→ **Source records**:
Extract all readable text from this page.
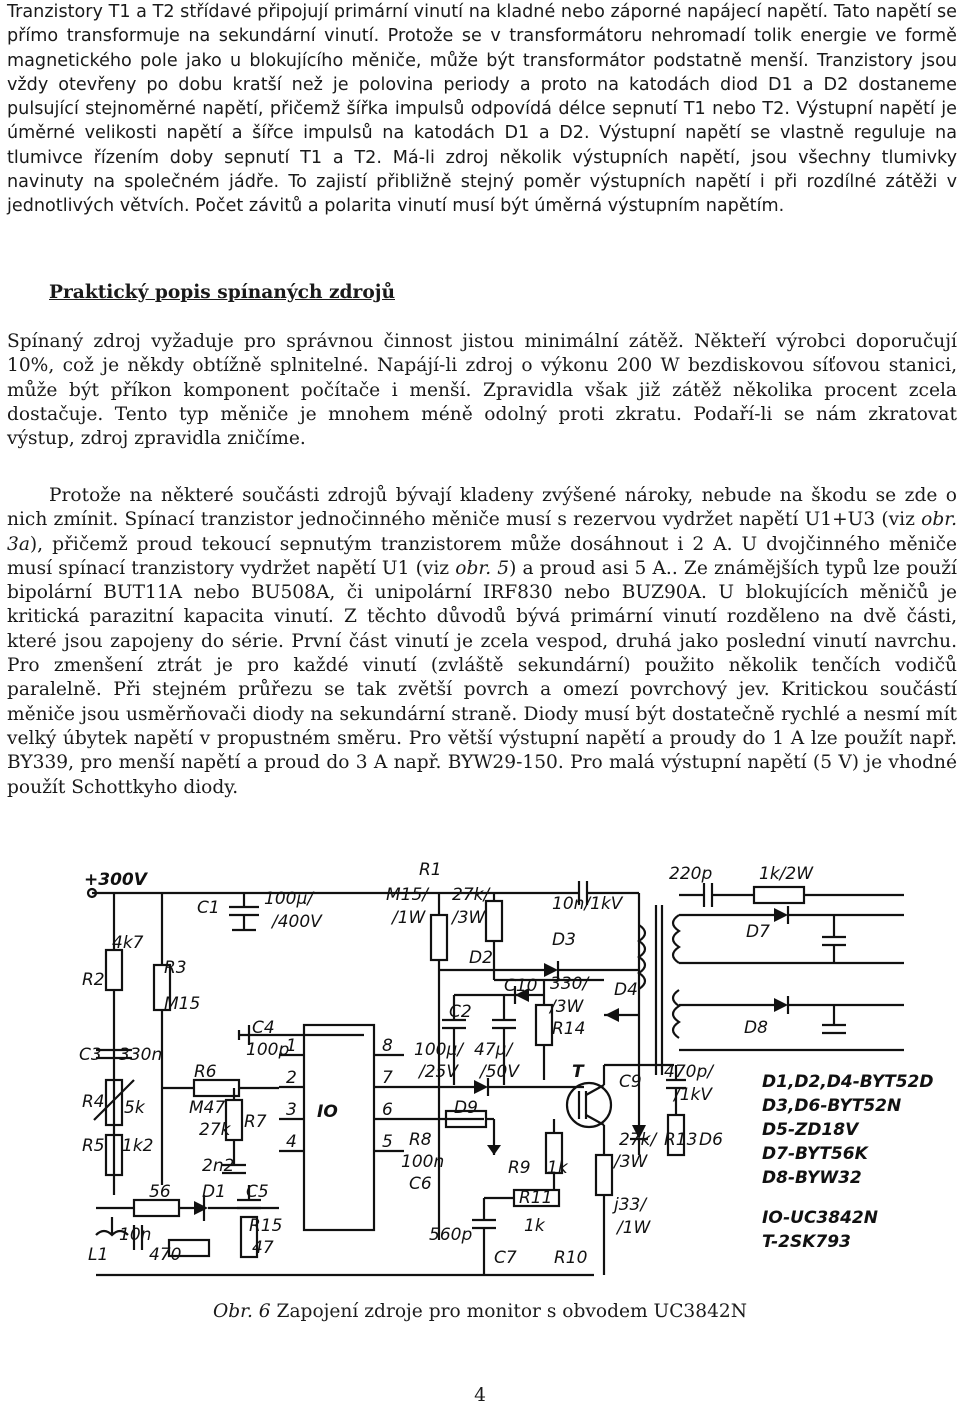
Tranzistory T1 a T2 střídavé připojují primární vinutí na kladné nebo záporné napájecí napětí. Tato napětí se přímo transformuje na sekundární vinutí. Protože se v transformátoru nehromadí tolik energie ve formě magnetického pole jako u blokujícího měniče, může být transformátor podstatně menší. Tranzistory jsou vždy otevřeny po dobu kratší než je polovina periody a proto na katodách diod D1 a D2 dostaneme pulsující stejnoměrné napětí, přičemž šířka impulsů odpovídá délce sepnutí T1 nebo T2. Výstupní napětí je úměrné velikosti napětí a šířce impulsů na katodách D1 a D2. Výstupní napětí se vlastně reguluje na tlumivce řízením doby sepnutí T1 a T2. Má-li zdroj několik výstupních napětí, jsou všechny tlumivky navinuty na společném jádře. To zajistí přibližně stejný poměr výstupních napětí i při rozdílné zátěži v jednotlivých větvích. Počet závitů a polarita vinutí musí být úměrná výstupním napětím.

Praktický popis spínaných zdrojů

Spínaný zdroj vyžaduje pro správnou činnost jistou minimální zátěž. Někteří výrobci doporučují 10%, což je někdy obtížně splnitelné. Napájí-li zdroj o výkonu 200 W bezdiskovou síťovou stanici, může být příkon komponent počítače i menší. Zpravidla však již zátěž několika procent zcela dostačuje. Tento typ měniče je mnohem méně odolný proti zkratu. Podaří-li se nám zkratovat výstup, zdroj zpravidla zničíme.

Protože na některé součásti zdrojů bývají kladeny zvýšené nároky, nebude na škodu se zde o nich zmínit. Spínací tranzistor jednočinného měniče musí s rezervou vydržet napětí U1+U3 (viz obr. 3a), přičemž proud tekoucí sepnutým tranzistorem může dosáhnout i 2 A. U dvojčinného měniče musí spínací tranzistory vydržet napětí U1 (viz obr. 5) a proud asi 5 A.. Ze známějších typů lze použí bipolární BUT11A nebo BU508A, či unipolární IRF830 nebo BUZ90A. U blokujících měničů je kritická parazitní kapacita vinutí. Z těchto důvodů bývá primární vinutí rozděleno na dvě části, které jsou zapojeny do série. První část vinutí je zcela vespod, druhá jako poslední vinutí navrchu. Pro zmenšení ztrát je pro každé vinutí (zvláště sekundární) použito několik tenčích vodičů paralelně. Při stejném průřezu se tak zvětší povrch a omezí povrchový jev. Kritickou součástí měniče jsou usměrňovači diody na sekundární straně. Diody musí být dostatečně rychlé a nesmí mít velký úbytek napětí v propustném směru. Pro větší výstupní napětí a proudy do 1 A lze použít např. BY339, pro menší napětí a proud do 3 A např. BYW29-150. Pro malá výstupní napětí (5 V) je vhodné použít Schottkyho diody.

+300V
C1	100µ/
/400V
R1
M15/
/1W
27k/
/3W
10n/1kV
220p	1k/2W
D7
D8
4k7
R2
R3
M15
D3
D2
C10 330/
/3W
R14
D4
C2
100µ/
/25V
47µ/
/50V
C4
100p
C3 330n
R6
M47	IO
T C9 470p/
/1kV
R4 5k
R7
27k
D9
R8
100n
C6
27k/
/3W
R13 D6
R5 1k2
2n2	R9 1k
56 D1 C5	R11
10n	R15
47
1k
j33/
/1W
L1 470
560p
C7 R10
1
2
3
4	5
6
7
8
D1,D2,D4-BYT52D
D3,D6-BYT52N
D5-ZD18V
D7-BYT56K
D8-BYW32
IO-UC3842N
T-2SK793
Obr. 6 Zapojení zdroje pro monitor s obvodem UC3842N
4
--
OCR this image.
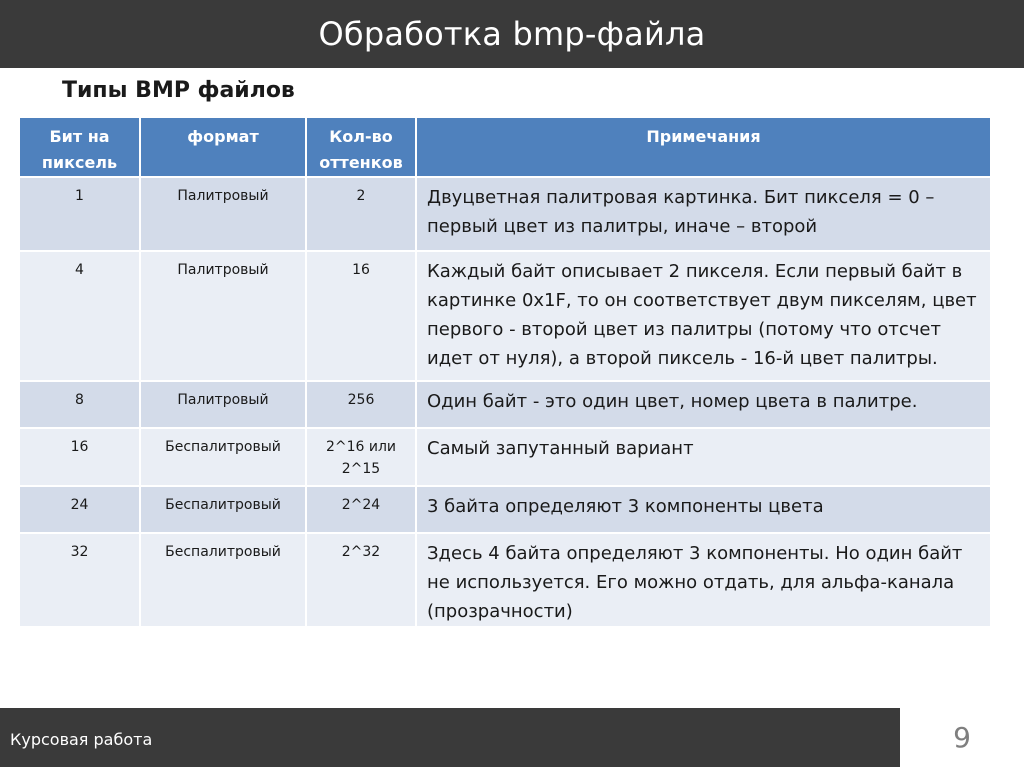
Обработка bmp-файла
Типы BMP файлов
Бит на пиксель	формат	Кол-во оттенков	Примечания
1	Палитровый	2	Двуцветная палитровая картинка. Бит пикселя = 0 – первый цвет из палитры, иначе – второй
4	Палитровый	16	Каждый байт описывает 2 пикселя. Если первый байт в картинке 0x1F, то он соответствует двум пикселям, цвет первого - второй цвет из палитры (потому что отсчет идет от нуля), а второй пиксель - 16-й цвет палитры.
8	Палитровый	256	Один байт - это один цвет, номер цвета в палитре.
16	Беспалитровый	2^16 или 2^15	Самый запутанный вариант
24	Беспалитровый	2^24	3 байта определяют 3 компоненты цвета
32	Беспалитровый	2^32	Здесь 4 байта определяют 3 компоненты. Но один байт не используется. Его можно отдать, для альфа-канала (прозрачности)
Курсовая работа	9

→ **Given instruction**:
Search the preceding listing for the word "пиксель" and pull out every line that holds it.

→ **Task response**:
Бит на пиксель	формат	Кол-во оттенков	Примечания
4	Палитровый	16	Каждый байт описывает 2 пикселя. Если первый байт в картинке 0x1F, то он соответствует двум пикселям, цвет первого - второй цвет из палитры (потому что отсчет идет от нуля), а второй пиксель - 16-й цвет палитры.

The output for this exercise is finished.